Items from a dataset

☆ ☆ ☆ ☆

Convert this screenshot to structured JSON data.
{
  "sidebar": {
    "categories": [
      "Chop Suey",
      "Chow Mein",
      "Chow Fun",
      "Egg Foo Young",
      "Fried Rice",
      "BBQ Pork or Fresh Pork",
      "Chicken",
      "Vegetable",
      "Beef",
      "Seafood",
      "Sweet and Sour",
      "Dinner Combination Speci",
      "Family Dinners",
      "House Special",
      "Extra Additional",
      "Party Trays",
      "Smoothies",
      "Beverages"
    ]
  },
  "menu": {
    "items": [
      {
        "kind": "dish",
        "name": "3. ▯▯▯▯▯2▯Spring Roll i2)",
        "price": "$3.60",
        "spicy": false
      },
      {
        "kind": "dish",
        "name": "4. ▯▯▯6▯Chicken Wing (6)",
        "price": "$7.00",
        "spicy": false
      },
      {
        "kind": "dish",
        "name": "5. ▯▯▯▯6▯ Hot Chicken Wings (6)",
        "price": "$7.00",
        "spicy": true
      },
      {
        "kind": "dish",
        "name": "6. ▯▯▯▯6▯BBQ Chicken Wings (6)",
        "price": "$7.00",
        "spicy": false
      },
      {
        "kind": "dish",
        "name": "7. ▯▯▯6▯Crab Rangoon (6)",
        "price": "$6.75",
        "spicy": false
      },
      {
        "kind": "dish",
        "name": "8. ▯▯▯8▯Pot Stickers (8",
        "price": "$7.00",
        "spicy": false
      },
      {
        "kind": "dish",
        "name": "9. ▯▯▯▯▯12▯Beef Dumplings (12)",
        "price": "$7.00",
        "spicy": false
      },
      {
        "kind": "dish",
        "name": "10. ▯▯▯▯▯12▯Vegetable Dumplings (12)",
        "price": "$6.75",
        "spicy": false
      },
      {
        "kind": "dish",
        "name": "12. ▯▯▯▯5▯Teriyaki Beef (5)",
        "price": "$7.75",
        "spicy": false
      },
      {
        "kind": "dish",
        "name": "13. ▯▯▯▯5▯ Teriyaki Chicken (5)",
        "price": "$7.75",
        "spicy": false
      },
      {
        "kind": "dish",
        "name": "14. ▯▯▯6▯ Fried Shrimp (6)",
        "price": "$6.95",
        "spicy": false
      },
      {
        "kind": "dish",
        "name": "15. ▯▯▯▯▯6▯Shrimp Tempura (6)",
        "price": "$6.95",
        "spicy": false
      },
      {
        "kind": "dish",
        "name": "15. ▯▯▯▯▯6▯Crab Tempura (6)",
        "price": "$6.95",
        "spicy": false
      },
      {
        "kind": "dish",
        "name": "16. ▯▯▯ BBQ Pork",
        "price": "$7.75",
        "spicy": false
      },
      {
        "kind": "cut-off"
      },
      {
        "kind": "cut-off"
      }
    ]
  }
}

☆ ☆ ☆ ☆

## Description of the task
Search the records for the word "Wings", then list every line that has it.

## Expected answer
        "name": "5. ▯▯▯▯6▯ Hot Chicken Wings (6)",
        "name": "6. ▯▯▯▯6▯BBQ Chicken Wings (6)",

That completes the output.